# Exercise objective:
The answer should be a single number: how many lines of the entries below hold the word "source".

# Exercise inputs:
"""
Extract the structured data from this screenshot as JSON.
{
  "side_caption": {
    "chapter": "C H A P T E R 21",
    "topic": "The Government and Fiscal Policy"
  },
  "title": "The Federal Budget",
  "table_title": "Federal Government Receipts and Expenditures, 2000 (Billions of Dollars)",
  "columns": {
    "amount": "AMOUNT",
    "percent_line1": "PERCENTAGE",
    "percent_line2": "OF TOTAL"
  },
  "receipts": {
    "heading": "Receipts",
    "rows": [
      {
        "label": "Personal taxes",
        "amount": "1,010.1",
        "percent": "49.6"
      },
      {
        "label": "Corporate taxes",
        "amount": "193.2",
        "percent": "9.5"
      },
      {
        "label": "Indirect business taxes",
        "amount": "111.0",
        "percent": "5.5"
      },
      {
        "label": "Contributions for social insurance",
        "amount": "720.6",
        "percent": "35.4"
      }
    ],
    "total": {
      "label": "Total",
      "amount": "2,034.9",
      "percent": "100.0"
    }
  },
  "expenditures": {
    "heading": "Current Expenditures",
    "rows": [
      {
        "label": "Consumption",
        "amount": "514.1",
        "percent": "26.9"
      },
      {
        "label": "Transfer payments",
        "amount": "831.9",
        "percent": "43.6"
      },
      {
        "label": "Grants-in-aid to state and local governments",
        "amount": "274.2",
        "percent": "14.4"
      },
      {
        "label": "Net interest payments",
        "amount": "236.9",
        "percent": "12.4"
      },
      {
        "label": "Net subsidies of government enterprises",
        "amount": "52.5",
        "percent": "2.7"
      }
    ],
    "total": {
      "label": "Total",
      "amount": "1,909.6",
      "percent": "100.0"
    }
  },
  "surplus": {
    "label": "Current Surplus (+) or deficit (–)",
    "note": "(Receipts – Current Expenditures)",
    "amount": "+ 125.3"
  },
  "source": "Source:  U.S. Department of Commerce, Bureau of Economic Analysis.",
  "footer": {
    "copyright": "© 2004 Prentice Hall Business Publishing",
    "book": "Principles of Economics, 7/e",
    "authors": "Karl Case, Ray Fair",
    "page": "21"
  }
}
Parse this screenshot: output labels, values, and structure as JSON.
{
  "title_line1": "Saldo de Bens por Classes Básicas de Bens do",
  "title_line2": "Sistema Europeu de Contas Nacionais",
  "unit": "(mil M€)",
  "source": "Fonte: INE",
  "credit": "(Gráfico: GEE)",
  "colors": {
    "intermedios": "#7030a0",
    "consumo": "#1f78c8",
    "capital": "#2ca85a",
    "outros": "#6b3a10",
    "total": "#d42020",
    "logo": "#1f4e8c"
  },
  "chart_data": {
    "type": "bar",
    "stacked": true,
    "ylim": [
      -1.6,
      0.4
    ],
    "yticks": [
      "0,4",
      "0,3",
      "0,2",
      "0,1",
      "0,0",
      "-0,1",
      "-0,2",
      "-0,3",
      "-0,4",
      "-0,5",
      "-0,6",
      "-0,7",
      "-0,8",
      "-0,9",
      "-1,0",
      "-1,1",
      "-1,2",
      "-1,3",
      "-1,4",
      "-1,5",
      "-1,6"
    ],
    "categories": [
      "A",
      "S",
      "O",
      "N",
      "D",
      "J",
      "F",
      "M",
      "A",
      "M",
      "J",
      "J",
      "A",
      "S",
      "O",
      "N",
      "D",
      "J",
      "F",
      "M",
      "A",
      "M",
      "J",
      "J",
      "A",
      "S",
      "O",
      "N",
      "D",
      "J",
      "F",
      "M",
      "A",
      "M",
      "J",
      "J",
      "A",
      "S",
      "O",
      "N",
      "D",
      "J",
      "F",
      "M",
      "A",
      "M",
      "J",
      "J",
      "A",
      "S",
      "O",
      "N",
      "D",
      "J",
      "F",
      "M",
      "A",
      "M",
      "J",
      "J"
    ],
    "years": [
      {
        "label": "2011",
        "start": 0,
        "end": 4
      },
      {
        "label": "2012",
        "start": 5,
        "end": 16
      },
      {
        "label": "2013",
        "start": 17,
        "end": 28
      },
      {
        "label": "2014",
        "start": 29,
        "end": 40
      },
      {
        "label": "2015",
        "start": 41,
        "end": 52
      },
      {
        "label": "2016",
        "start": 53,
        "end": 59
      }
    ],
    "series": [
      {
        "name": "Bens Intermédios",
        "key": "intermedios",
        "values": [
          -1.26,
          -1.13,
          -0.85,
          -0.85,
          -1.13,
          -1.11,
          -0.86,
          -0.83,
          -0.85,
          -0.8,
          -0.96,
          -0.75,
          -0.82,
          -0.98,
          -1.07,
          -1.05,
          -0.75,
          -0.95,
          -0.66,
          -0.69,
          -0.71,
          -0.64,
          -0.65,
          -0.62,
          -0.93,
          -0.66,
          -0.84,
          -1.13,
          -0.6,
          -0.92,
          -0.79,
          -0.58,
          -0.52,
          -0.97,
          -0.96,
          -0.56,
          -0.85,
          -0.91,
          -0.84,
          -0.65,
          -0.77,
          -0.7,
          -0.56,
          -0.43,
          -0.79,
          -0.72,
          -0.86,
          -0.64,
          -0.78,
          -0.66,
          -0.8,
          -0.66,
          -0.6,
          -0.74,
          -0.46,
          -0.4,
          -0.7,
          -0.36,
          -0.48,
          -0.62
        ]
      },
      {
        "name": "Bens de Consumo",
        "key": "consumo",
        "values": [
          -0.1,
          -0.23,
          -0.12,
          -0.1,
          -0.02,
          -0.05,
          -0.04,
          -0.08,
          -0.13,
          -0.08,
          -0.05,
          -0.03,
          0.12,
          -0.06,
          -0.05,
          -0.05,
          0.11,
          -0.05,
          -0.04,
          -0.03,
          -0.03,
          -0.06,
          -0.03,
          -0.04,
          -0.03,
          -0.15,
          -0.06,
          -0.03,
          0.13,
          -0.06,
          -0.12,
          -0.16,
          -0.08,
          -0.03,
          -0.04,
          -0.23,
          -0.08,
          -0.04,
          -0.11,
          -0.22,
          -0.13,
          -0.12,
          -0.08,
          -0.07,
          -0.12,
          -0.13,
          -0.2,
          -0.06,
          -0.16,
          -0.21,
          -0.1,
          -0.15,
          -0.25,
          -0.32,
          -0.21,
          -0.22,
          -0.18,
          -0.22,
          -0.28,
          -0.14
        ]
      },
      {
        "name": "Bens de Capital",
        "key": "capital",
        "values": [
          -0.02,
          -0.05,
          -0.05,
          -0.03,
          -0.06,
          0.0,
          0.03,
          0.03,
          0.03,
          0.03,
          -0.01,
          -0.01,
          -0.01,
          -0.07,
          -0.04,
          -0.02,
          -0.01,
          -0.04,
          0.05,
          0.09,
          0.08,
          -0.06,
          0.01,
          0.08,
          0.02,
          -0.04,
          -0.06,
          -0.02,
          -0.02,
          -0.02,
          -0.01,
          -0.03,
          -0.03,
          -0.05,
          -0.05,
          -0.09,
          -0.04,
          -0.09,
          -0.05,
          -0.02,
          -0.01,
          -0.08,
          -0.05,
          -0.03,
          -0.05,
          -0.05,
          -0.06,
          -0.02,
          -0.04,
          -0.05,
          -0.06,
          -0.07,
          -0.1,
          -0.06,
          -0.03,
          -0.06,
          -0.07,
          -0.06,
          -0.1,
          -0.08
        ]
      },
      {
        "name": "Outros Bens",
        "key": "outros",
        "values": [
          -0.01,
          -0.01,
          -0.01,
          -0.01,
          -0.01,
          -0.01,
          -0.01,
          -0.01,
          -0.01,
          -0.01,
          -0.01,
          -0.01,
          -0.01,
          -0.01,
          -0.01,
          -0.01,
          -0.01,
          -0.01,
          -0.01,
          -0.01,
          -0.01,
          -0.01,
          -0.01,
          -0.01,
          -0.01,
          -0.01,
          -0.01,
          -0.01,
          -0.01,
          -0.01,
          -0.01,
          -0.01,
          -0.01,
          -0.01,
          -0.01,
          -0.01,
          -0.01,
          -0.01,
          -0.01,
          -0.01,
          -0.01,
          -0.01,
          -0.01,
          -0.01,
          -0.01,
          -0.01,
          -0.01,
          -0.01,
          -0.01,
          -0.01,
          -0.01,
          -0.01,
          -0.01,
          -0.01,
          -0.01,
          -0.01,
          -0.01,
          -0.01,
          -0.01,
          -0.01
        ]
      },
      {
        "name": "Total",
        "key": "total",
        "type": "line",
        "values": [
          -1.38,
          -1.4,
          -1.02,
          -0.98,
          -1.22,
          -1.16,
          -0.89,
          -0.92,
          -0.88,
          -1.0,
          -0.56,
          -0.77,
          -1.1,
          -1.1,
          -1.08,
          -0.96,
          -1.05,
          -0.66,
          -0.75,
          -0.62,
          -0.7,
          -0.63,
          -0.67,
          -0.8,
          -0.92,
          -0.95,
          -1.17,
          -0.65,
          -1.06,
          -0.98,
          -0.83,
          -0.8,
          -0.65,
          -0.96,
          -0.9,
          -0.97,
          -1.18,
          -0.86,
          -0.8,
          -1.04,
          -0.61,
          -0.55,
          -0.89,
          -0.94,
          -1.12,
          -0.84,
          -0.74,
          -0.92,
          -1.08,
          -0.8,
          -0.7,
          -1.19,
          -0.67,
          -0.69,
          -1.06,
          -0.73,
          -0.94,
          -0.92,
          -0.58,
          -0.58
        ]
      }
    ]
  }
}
"""
# Correct response:
2